--- Exercise data Enclosed Below ---

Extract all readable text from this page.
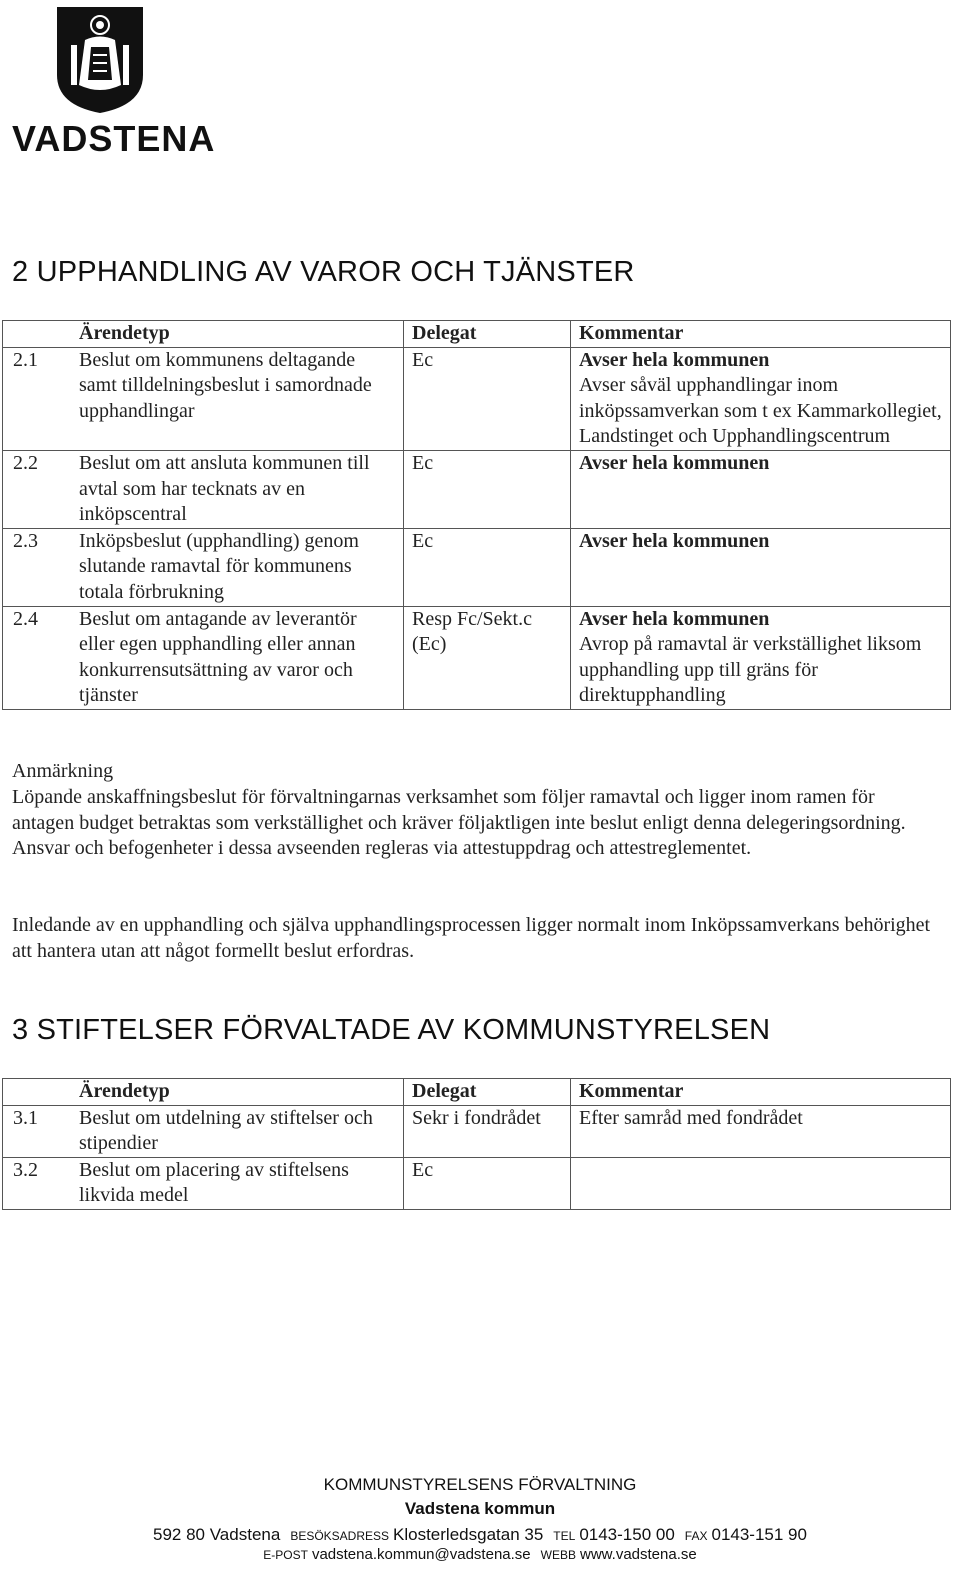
VADSTENA
2 UPPHANDLING AV VAROR OCH TJÄNSTER
	Ärendetyp	Delegat	Kommentar
2.1	Beslut om kommunens deltagande samt tilldelningsbeslut i samordnade upphandlingar	Ec	Avser hela kommunen
Avser såväl upphandlingar inom inköpssamverkan som t ex Kammarkollegiet, Landstinget och Upphandlingscentrum

2.2	Beslut om att ansluta kommunen till avtal som har tecknats av en inköpscentral	Ec	Avser hela kommunen

2.3	Inköpsbeslut (upphandling) genom slutande ramavtal för kommunens totala förbrukning	Ec	Avser hela kommunen

2.4	Beslut om antagande av leverantör eller egen upphandling eller annan konkurrensutsättning av varor och tjänster	Resp Fc/Sekt.c (Ec)	Avser hela kommunen
Avrop på ramavtal är verkställighet liksom upphandling upp till gräns för direktupphandling

Anmärkning

Löpande anskaffningsbeslut för förvaltningarnas verksamhet som följer ramavtal och ligger inom ramen för antagen budget betraktas som verkställighet och kräver följaktligen inte beslut enligt denna delegeringsordning. Ansvar och befogenheter i dessa avseenden regleras via attestuppdrag och attestreglementet.

Inledande av en upphandling och själva upphandlingsprocessen ligger normalt inom Inköpssamverkans behörighet att hantera utan att något formellt beslut erfordras.

3 STIFTELSER FÖRVALTADE AV KOMMUNSTYRELSEN
	Ärendetyp	Delegat	Kommentar
3.1	Beslut om utdelning av stiftelser och stipendier	Sekr i fondrådet	Efter samråd med fondrådet
3.2	Beslut om placering av stiftelsens likvida medel	Ec	
KOMMUNSTYRELSENS FÖRVALTNING
Vadstena kommun
592 80 Vadstena BESÖKSADRESS Klosterledsgatan 35 TEL 0143-150 00 FAX 0143-151 90
E-POST vadstena.kommun@vadstena.se WEBB www.vadstena.se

--- End of Enclosed Exercise data ---

Output every record above exactly as written, but skip the pictures.

Extract all readable text from this page.
VADSTENA
2 UPPHANDLING AV VAROR OCH TJÄNSTER
	Ärendetyp	Delegat	Kommentar
2.1	Beslut om kommunens deltagande samt tilldelningsbeslut i samordnade upphandlingar	Ec	Avser hela kommunen
Avser såväl upphandlingar inom inköpssamverkan som t ex Kammarkollegiet, Landstinget och Upphandlingscentrum

2.2	Beslut om att ansluta kommunen till avtal som har tecknats av en inköpscentral	Ec	Avser hela kommunen

2.3	Inköpsbeslut (upphandling) genom slutande ramavtal för kommunens totala förbrukning	Ec	Avser hela kommunen

2.4	Beslut om antagande av leverantör eller egen upphandling eller annan konkurrensutsättning av varor och tjänster	Resp Fc/Sekt.c (Ec)	Avser hela kommunen
Avrop på ramavtal är verkställighet liksom upphandling upp till gräns för direktupphandling

Anmärkning

Löpande anskaffningsbeslut för förvaltningarnas verksamhet som följer ramavtal och ligger inom ramen för antagen budget betraktas som verkställighet och kräver följaktligen inte beslut enligt denna delegeringsordning. Ansvar och befogenheter i dessa avseenden regleras via attestuppdrag och attestreglementet.

Inledande av en upphandling och själva upphandlingsprocessen ligger normalt inom Inköpssamverkans behörighet att hantera utan att något formellt beslut erfordras.

3 STIFTELSER FÖRVALTADE AV KOMMUNSTYRELSEN
	Ärendetyp	Delegat	Kommentar
3.1	Beslut om utdelning av stiftelser och stipendier	Sekr i fondrådet	Efter samråd med fondrådet
3.2	Beslut om placering av stiftelsens likvida medel	Ec	
KOMMUNSTYRELSENS FÖRVALTNING
Vadstena kommun
592 80 Vadstena BESÖKSADRESS Klosterledsgatan 35 TEL 0143-150 00 FAX 0143-151 90
E-POST vadstena.kommun@vadstena.se WEBB www.vadstena.se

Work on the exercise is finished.